● **Challenge**
Your task is to output the entries below word for word.

Collected data:

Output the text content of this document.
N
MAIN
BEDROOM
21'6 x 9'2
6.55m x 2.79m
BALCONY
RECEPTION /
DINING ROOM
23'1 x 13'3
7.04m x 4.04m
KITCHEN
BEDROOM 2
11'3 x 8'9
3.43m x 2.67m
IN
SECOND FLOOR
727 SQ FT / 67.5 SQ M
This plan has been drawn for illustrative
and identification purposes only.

● **Output of the exercise**
Output the text content of this document.
N
MAIN
BEDROOM
21'6 x 9'2
6.55m x 2.79m
BALCONY
RECEPTION /
DINING ROOM
23'1 x 13'3
7.04m x 4.04m
KITCHEN
BEDROOM 2
11'3 x 8'9
3.43m x 2.67m
IN
SECOND FLOOR
727 SQ FT / 67.5 SQ M
This plan has been drawn for illustrative
and identification purposes only.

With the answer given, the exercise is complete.